▶ _GOAL_:
Count the lines in the data below where the string "γύψον" occurs, please, and give the number alone.

▶ _TASK MATERIAL_:
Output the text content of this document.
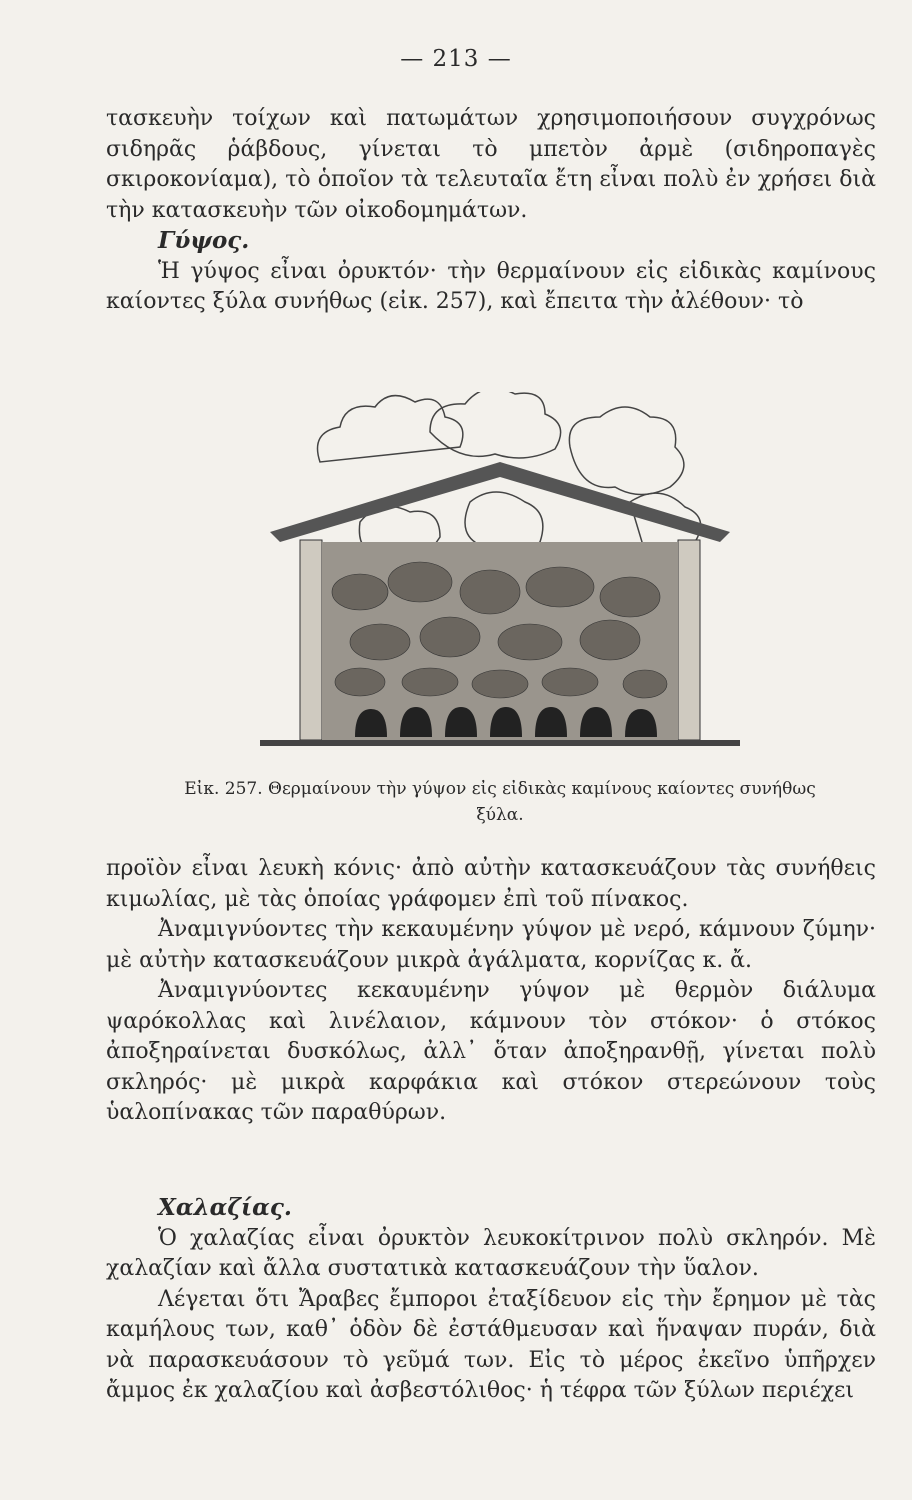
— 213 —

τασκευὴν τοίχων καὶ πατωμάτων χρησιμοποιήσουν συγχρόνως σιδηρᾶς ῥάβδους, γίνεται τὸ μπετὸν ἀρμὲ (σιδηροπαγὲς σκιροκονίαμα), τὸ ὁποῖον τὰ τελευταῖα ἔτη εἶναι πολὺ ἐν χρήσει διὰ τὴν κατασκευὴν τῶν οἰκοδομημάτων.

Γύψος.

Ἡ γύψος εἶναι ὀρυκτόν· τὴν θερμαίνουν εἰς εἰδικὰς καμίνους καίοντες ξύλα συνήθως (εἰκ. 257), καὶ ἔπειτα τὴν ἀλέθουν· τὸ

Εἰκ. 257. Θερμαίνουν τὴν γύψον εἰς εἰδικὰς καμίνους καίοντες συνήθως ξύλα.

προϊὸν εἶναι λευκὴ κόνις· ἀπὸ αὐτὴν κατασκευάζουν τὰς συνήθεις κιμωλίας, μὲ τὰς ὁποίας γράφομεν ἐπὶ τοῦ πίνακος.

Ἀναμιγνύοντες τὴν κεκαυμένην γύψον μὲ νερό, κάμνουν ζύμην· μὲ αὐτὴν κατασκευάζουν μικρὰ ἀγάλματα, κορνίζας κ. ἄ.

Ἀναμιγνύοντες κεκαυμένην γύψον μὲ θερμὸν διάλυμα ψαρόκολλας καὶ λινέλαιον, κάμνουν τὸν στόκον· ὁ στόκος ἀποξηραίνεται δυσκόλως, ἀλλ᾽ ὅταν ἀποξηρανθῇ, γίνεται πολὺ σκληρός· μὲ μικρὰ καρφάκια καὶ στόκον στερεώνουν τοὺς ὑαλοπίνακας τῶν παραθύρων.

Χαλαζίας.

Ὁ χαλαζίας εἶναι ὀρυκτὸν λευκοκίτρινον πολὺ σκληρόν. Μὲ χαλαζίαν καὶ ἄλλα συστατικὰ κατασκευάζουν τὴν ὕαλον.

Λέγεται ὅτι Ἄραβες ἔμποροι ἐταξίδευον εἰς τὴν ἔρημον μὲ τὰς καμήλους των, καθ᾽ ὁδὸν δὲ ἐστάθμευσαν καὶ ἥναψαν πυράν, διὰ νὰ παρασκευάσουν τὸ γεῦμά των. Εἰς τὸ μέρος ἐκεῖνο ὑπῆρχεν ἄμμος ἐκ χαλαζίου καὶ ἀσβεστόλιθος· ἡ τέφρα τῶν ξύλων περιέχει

...

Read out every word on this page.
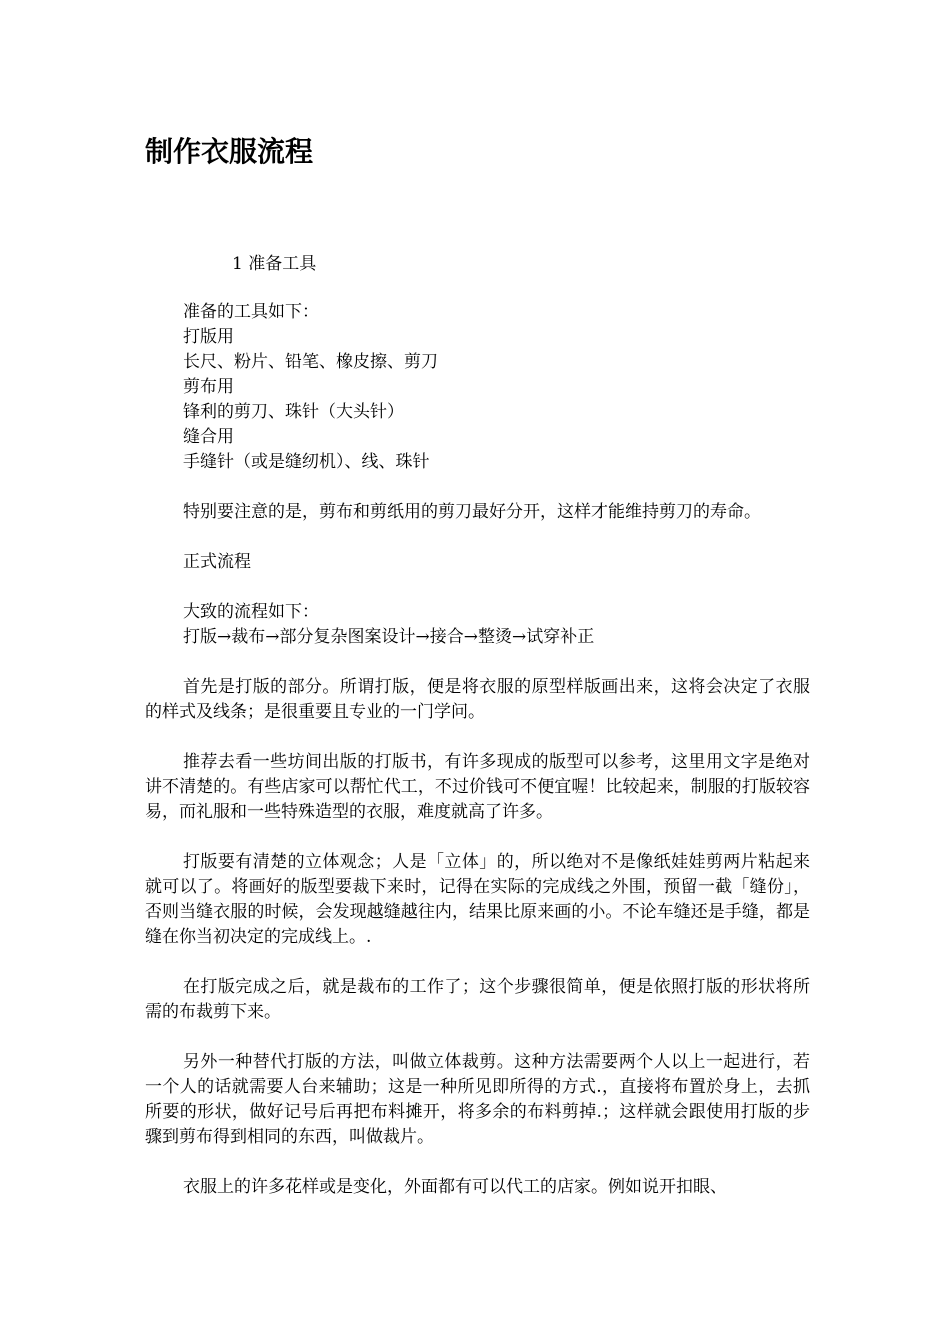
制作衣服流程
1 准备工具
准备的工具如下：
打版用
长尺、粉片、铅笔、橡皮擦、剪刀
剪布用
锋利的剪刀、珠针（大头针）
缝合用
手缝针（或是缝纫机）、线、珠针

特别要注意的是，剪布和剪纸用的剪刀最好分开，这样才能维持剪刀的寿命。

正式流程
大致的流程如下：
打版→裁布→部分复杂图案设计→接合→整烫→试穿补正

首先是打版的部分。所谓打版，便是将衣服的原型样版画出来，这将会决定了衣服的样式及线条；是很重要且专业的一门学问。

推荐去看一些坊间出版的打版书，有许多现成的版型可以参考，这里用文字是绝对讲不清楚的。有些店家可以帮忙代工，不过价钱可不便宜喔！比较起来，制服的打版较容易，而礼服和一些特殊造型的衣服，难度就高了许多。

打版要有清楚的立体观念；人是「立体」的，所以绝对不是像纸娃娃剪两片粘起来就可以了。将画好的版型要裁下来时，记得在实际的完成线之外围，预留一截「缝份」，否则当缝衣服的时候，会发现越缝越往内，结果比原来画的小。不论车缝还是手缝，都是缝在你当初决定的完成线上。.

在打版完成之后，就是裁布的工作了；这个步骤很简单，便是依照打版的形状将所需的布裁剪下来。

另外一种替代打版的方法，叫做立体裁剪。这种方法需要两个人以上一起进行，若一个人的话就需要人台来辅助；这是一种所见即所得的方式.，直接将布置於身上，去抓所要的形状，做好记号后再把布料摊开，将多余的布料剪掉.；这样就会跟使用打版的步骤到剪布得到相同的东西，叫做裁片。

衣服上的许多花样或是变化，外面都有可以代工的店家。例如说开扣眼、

▶ _COMPLETE ANSWER_:
3